TASK OBJECTIVE:
Retype every entry in its entirety, without alteration.

(Some records)
------------------------

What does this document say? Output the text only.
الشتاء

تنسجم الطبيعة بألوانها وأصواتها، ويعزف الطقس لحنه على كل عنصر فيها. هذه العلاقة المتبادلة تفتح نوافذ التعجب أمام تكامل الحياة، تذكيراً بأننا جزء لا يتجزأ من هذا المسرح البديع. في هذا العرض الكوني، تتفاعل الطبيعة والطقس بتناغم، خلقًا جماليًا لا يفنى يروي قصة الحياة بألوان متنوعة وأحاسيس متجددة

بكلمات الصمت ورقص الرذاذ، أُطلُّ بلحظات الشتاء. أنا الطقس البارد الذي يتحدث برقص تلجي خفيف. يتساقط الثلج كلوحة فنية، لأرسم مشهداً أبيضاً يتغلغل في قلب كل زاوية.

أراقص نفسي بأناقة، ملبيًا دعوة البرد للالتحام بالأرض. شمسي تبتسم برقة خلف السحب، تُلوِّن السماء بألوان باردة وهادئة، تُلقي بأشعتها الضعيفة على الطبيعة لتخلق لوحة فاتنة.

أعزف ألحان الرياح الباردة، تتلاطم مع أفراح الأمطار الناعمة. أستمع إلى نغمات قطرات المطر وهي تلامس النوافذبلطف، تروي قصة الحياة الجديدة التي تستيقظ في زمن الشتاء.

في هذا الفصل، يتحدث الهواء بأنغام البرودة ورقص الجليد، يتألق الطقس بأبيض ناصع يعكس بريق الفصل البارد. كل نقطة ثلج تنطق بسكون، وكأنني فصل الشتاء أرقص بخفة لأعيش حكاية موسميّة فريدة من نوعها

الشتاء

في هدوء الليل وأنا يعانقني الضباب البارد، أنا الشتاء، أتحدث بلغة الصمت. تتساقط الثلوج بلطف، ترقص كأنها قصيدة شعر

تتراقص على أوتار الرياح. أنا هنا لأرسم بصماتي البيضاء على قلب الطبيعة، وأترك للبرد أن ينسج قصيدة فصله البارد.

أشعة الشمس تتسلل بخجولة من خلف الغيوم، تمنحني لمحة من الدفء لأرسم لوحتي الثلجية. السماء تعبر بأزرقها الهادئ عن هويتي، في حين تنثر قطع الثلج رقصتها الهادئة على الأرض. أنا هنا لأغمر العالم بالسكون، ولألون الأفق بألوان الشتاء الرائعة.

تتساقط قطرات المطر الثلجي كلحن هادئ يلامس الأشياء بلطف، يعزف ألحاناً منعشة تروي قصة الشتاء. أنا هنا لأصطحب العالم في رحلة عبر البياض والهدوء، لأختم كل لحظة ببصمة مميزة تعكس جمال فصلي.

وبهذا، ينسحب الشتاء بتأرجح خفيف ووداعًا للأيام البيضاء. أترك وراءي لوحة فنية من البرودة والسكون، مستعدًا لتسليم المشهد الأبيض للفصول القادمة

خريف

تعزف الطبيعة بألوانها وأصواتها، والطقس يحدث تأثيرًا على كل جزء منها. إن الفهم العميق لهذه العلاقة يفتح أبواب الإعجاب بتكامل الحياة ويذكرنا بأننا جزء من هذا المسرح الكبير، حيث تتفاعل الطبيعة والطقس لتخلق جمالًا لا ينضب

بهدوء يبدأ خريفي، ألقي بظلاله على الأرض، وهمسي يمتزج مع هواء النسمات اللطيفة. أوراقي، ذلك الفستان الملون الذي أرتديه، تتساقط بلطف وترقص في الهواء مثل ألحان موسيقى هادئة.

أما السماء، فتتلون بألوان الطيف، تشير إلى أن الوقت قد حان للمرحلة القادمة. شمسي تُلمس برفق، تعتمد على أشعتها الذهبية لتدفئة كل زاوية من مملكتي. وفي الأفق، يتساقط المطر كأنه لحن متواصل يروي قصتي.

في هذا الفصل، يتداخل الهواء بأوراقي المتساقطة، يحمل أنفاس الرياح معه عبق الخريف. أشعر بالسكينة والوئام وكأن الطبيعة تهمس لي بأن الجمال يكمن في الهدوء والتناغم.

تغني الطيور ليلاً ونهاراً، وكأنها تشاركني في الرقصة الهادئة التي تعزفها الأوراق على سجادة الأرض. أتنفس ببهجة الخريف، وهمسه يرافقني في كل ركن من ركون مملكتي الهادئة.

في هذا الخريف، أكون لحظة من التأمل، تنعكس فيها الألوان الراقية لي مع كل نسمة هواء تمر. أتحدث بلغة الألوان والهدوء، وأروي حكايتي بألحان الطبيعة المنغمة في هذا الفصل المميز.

------------------------

REPLY:
What does this document say? Output the text only.
الشتاء

تنسجم الطبيعة بألوانها وأصواتها، ويعزف الطقس لحنه على كل عنصر فيها. هذه العلاقة المتبادلة تفتح نوافذ التعجب أمام تكامل الحياة، تذكيراً بأننا جزء لا يتجزأ من هذا المسرح البديع. في هذا العرض الكوني، تتفاعل الطبيعة والطقس بتناغم، خلقًا جماليًا لا يفنى يروي قصة الحياة بألوان متنوعة وأحاسيس متجددة

بكلمات الصمت ورقص الرذاذ، أُطلُّ بلحظات الشتاء. أنا الطقس البارد الذي يتحدث برقص تلجي خفيف. يتساقط الثلج كلوحة فنية، لأرسم مشهداً أبيضاً يتغلغل في قلب كل زاوية.

أراقص نفسي بأناقة، ملبيًا دعوة البرد للالتحام بالأرض. شمسي تبتسم برقة خلف السحب، تُلوِّن السماء بألوان باردة وهادئة، تُلقي بأشعتها الضعيفة على الطبيعة لتخلق لوحة فاتنة.

أعزف ألحان الرياح الباردة، تتلاطم مع أفراح الأمطار الناعمة. أستمع إلى نغمات قطرات المطر وهي تلامس النوافذبلطف، تروي قصة الحياة الجديدة التي تستيقظ في زمن الشتاء.

في هذا الفصل، يتحدث الهواء بأنغام البرودة ورقص الجليد، يتألق الطقس بأبيض ناصع يعكس بريق الفصل البارد. كل نقطة ثلج تنطق بسكون، وكأنني فصل الشتاء أرقص بخفة لأعيش حكاية موسميّة فريدة من نوعها

الشتاء

في هدوء الليل وأنا يعانقني الضباب البارد، أنا الشتاء، أتحدث بلغة الصمت. تتساقط الثلوج بلطف، ترقص كأنها قصيدة شعر

تتراقص على أوتار الرياح. أنا هنا لأرسم بصماتي البيضاء على قلب الطبيعة، وأترك للبرد أن ينسج قصيدة فصله البارد.

أشعة الشمس تتسلل بخجولة من خلف الغيوم، تمنحني لمحة من الدفء لأرسم لوحتي الثلجية. السماء تعبر بأزرقها الهادئ عن هويتي، في حين تنثر قطع الثلج رقصتها الهادئة على الأرض. أنا هنا لأغمر العالم بالسكون، ولألون الأفق بألوان الشتاء الرائعة.

تتساقط قطرات المطر الثلجي كلحن هادئ يلامس الأشياء بلطف، يعزف ألحاناً منعشة تروي قصة الشتاء. أنا هنا لأصطحب العالم في رحلة عبر البياض والهدوء، لأختم كل لحظة ببصمة مميزة تعكس جمال فصلي.

وبهذا، ينسحب الشتاء بتأرجح خفيف ووداعًا للأيام البيضاء. أترك وراءي لوحة فنية من البرودة والسكون، مستعدًا لتسليم المشهد الأبيض للفصول القادمة

خريف

تعزف الطبيعة بألوانها وأصواتها، والطقس يحدث تأثيرًا على كل جزء منها. إن الفهم العميق لهذه العلاقة يفتح أبواب الإعجاب بتكامل الحياة ويذكرنا بأننا جزء من هذا المسرح الكبير، حيث تتفاعل الطبيعة والطقس لتخلق جمالًا لا ينضب

بهدوء يبدأ خريفي، ألقي بظلاله على الأرض، وهمسي يمتزج مع هواء النسمات اللطيفة. أوراقي، ذلك الفستان الملون الذي أرتديه، تتساقط بلطف وترقص في الهواء مثل ألحان موسيقى هادئة.

أما السماء، فتتلون بألوان الطيف، تشير إلى أن الوقت قد حان للمرحلة القادمة. شمسي تُلمس برفق، تعتمد على أشعتها الذهبية لتدفئة كل زاوية من مملكتي. وفي الأفق، يتساقط المطر كأنه لحن متواصل يروي قصتي.

في هذا الفصل، يتداخل الهواء بأوراقي المتساقطة، يحمل أنفاس الرياح معه عبق الخريف. أشعر بالسكينة والوئام وكأن الطبيعة تهمس لي بأن الجمال يكمن في الهدوء والتناغم.

تغني الطيور ليلاً ونهاراً، وكأنها تشاركني في الرقصة الهادئة التي تعزفها الأوراق على سجادة الأرض. أتنفس ببهجة الخريف، وهمسه يرافقني في كل ركن من ركون مملكتي الهادئة.

في هذا الخريف، أكون لحظة من التأمل، تنعكس فيها الألوان الراقية لي مع كل نسمة هواء تمر. أتحدث بلغة الألوان والهدوء، وأروي حكايتي بألحان الطبيعة المنغمة في هذا الفصل المميز.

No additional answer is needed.